# Given instruction
Search the records for "Саратовской". Copy every line where it appears.

# Data to use
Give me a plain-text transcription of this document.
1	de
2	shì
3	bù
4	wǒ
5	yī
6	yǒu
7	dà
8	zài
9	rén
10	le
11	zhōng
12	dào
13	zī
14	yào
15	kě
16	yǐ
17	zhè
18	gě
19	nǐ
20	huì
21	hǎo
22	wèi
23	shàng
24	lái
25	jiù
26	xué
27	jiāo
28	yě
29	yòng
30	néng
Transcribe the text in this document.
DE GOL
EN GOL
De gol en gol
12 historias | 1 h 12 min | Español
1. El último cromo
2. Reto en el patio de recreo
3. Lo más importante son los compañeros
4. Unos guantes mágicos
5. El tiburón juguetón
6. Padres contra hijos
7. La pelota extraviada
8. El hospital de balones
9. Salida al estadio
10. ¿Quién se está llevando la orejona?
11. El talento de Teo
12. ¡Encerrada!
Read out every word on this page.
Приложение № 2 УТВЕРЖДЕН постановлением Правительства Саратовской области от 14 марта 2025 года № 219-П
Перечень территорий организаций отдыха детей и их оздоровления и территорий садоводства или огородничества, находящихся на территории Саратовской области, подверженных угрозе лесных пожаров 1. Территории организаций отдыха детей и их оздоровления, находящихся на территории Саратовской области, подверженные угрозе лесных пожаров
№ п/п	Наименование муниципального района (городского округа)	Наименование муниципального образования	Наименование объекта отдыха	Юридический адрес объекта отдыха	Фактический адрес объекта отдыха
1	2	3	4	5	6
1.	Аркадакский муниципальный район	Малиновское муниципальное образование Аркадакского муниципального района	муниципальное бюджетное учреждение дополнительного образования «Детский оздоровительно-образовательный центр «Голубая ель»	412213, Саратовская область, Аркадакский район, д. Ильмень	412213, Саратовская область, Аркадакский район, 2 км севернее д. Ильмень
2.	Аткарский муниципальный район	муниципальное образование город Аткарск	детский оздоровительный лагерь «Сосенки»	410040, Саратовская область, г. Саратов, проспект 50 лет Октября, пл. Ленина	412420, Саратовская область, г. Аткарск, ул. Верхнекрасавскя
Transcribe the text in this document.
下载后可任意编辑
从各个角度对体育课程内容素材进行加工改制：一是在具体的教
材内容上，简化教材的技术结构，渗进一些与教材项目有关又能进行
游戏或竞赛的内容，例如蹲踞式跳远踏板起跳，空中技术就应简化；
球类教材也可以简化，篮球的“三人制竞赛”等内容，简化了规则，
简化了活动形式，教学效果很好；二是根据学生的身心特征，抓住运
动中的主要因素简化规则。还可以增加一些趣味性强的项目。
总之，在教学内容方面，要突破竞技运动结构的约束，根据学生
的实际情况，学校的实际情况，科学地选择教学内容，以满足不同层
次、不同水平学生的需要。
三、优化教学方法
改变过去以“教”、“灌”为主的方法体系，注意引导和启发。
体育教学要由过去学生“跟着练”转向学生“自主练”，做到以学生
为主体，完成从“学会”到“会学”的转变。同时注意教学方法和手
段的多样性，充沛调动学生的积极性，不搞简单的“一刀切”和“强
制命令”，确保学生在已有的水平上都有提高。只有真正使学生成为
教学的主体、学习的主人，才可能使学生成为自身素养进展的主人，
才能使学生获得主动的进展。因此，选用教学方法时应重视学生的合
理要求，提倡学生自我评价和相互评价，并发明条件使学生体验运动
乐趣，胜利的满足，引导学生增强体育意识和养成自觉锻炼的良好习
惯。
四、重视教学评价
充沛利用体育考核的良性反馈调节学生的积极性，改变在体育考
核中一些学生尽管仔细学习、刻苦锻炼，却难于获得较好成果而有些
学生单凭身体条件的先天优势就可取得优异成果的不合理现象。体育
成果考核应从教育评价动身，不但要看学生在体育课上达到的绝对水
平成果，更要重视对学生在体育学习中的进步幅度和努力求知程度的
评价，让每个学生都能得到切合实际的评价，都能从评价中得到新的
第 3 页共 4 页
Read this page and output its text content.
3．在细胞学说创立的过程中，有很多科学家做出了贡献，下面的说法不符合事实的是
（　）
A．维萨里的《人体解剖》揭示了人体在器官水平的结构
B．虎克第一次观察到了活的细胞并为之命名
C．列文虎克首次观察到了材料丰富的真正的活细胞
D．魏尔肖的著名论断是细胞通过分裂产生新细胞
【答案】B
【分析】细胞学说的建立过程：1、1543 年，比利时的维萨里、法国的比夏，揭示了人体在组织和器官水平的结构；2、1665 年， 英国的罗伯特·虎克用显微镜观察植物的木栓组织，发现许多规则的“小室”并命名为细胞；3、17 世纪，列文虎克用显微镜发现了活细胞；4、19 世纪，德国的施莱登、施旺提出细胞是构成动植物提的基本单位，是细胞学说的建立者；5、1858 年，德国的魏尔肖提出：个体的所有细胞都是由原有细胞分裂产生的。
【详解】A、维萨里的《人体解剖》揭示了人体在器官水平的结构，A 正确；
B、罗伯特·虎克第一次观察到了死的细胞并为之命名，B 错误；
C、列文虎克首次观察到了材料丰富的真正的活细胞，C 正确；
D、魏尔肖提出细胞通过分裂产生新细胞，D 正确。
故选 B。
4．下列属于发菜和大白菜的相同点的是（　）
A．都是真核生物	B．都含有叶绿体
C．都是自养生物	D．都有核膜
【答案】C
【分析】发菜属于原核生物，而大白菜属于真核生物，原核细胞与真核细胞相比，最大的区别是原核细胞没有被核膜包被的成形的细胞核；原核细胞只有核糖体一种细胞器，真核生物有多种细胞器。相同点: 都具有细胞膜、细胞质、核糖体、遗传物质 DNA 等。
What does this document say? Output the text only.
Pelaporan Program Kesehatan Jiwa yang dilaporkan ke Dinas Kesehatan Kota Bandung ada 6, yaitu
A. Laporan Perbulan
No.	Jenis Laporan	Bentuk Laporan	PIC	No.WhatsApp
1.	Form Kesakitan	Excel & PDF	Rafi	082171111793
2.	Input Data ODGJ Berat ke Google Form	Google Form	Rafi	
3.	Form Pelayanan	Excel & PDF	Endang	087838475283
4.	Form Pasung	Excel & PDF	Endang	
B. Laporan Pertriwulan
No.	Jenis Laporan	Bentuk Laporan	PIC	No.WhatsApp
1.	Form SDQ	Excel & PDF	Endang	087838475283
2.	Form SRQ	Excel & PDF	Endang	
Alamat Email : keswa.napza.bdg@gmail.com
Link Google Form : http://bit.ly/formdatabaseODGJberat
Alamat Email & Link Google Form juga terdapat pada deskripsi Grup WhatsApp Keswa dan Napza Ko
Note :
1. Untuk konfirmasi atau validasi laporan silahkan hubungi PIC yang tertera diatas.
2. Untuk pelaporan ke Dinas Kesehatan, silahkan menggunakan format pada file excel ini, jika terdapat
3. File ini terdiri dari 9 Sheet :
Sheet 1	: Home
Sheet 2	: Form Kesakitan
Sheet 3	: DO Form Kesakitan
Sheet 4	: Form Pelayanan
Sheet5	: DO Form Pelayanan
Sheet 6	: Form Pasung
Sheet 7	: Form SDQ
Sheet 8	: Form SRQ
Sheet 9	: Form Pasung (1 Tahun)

# Result
Приложение № 2 УТВЕРЖДЕН постановлением Правительства Саратовской области от 14 марта 2025 года № 219-П
Перечень территорий организаций отдыха детей и их оздоровления и территорий садоводства или огородничества, находящихся на территории Саратовской области, подверженных угрозе лесных пожаров 1. Территории организаций отдыха детей и их оздоровления, находящихся на территории Саратовской области, подверженные угрозе лесных пожаров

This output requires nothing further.